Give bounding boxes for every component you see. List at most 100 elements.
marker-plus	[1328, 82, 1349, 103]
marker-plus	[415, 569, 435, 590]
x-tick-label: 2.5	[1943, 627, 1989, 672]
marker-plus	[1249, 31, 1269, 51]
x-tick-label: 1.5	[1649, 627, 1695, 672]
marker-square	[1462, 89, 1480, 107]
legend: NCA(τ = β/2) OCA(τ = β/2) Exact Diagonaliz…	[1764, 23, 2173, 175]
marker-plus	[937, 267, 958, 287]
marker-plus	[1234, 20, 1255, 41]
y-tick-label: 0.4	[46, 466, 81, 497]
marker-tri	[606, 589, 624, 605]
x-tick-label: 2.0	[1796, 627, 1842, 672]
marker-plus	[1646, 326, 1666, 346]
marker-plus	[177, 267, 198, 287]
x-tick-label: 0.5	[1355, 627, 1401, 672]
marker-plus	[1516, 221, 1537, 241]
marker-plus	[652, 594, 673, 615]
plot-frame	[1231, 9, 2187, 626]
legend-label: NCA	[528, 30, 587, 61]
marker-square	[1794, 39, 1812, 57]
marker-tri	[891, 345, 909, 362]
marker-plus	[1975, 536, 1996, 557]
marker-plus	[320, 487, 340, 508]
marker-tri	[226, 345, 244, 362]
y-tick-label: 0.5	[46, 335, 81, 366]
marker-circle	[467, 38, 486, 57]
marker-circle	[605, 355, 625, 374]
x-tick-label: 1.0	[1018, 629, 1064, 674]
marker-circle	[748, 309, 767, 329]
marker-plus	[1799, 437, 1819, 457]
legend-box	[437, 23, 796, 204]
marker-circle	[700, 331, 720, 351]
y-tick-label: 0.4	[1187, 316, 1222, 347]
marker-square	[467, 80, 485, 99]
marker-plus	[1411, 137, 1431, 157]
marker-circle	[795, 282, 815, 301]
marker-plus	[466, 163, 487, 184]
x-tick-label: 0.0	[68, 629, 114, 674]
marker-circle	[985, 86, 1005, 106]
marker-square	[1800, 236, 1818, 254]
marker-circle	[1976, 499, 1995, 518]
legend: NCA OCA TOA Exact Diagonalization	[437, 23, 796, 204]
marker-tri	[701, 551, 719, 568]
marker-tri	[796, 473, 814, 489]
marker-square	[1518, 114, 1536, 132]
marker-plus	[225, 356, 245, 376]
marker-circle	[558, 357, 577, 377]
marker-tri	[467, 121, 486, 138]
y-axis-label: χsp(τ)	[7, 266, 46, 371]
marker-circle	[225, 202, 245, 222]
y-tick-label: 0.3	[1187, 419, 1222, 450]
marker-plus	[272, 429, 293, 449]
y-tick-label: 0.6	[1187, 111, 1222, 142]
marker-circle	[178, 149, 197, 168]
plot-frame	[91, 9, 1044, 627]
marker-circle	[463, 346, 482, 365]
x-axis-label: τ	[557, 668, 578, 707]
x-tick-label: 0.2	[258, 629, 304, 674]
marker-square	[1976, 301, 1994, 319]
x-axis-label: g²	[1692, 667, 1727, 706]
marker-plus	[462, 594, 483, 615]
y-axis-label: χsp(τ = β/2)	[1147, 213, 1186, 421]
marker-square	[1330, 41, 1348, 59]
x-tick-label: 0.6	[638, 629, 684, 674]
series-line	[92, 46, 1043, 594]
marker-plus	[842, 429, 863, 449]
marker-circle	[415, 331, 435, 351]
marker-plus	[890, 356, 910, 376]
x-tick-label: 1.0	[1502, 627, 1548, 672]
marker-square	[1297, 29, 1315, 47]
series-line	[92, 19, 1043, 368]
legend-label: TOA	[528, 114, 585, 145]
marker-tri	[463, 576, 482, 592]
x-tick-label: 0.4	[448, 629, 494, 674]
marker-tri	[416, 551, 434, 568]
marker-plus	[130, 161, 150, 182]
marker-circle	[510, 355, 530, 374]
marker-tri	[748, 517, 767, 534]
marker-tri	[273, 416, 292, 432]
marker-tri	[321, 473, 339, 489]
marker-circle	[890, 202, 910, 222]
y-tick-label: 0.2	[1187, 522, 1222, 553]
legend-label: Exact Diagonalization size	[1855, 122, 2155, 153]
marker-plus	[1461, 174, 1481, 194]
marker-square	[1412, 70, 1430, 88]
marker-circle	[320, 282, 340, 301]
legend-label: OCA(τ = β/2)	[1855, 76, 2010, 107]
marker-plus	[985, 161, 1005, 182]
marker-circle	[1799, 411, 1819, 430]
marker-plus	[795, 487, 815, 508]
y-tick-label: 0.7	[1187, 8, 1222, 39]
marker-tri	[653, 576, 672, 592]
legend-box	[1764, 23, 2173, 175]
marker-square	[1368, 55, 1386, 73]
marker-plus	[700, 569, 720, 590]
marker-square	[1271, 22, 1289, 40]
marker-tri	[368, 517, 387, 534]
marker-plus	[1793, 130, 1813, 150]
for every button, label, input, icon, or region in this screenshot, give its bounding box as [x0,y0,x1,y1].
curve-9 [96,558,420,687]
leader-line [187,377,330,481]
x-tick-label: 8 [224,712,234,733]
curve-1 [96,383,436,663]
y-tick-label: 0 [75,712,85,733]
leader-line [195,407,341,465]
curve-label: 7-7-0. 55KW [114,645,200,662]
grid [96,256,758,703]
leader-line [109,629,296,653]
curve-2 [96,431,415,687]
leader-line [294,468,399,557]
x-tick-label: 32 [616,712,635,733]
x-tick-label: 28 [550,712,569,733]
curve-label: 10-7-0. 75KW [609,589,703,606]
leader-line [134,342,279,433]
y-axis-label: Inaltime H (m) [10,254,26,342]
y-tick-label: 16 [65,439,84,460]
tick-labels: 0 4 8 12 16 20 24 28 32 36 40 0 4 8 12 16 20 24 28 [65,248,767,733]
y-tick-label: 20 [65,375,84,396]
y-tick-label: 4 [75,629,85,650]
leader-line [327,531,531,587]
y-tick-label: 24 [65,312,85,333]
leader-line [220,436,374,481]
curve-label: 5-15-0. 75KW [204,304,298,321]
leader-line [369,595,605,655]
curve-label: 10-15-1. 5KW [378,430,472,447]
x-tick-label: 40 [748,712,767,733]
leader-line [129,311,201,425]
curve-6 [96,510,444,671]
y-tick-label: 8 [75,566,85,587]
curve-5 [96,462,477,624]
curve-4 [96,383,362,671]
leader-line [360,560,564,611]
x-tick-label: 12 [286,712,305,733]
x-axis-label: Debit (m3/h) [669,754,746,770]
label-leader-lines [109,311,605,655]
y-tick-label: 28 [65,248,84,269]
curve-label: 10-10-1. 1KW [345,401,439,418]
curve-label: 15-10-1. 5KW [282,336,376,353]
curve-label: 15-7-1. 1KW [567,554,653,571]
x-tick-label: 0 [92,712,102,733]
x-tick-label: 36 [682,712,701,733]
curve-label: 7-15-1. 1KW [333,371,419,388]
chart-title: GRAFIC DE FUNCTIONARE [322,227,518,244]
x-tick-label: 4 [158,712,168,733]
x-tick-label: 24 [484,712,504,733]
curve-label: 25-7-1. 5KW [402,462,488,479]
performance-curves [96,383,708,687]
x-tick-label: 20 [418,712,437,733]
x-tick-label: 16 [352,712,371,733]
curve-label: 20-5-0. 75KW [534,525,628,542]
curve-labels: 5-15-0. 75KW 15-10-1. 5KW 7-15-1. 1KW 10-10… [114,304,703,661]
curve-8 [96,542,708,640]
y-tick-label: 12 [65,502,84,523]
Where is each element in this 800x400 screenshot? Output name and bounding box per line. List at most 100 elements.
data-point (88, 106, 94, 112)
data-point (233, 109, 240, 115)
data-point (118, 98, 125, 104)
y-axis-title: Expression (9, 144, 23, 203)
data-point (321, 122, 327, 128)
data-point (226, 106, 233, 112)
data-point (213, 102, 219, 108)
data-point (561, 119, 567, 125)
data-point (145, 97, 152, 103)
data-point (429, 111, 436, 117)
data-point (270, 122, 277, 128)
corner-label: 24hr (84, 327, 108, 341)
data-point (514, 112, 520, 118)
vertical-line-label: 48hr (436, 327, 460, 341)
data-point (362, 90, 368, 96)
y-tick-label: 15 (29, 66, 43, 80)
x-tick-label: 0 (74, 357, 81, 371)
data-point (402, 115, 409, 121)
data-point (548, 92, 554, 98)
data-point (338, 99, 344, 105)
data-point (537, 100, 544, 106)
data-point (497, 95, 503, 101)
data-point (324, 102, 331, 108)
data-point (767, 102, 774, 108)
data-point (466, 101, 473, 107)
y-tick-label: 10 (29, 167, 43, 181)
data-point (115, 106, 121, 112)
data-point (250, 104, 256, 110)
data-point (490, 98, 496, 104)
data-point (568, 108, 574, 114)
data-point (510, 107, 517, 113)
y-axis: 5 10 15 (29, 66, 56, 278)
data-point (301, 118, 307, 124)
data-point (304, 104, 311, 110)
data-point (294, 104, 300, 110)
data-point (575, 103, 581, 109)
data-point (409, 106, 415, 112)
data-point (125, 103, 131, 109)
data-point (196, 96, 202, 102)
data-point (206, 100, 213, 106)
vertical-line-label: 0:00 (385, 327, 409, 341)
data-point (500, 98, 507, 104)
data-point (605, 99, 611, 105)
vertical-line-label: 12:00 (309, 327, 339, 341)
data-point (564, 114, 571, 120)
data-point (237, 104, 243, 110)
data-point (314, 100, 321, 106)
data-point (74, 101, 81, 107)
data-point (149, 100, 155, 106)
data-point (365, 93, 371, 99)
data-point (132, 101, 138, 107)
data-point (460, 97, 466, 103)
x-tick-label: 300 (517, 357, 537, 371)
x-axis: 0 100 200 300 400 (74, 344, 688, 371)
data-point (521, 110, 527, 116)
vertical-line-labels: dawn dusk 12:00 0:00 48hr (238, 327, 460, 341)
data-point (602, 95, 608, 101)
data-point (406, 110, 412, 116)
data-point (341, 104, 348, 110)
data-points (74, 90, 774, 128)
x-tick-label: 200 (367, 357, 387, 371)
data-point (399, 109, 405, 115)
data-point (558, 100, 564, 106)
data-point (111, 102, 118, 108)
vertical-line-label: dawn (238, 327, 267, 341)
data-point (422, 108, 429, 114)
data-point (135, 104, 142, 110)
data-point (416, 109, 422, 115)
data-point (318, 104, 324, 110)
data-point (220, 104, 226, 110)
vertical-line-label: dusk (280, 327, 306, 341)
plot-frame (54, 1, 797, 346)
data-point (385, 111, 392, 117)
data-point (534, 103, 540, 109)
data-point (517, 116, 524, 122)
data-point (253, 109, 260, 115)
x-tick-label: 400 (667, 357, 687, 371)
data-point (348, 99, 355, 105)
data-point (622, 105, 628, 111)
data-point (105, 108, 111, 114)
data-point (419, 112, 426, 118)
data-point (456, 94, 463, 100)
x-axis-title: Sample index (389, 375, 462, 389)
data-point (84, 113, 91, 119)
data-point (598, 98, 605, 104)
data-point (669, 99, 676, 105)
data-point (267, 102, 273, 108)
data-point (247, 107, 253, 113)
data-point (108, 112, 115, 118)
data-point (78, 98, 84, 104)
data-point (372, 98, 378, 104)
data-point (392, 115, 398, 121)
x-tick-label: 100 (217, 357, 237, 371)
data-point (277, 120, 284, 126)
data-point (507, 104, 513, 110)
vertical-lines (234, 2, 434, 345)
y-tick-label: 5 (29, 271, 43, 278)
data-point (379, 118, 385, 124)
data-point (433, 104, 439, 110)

PROBLEM TO SOLVE: Could you reproduce the material word for word, everything from its first line down to and including the line that contains "536, 1996, 557]"?

TASK SOLUTION:
Give bounding boxes for every component you see. List at most 100 elements.
marker-plus	[1328, 82, 1349, 103]
marker-plus	[415, 569, 435, 590]
x-tick-label: 2.5	[1943, 627, 1989, 672]
marker-plus	[1249, 31, 1269, 51]
x-tick-label: 1.5	[1649, 627, 1695, 672]
marker-square	[1462, 89, 1480, 107]
legend: NCA(τ = β/2) OCA(τ = β/2) Exact Diagonaliz…	[1764, 23, 2173, 175]
marker-plus	[937, 267, 958, 287]
marker-plus	[1234, 20, 1255, 41]
y-tick-label: 0.4	[46, 466, 81, 497]
marker-tri	[606, 589, 624, 605]
x-tick-label: 2.0	[1796, 627, 1842, 672]
marker-plus	[1646, 326, 1666, 346]
marker-plus	[177, 267, 198, 287]
x-tick-label: 0.5	[1355, 627, 1401, 672]
marker-plus	[1516, 221, 1537, 241]
marker-plus	[652, 594, 673, 615]
plot-frame	[1231, 9, 2187, 626]
legend-label: NCA	[528, 30, 587, 61]
marker-square	[1794, 39, 1812, 57]
marker-tri	[891, 345, 909, 362]
marker-plus	[1975, 536, 1996, 557]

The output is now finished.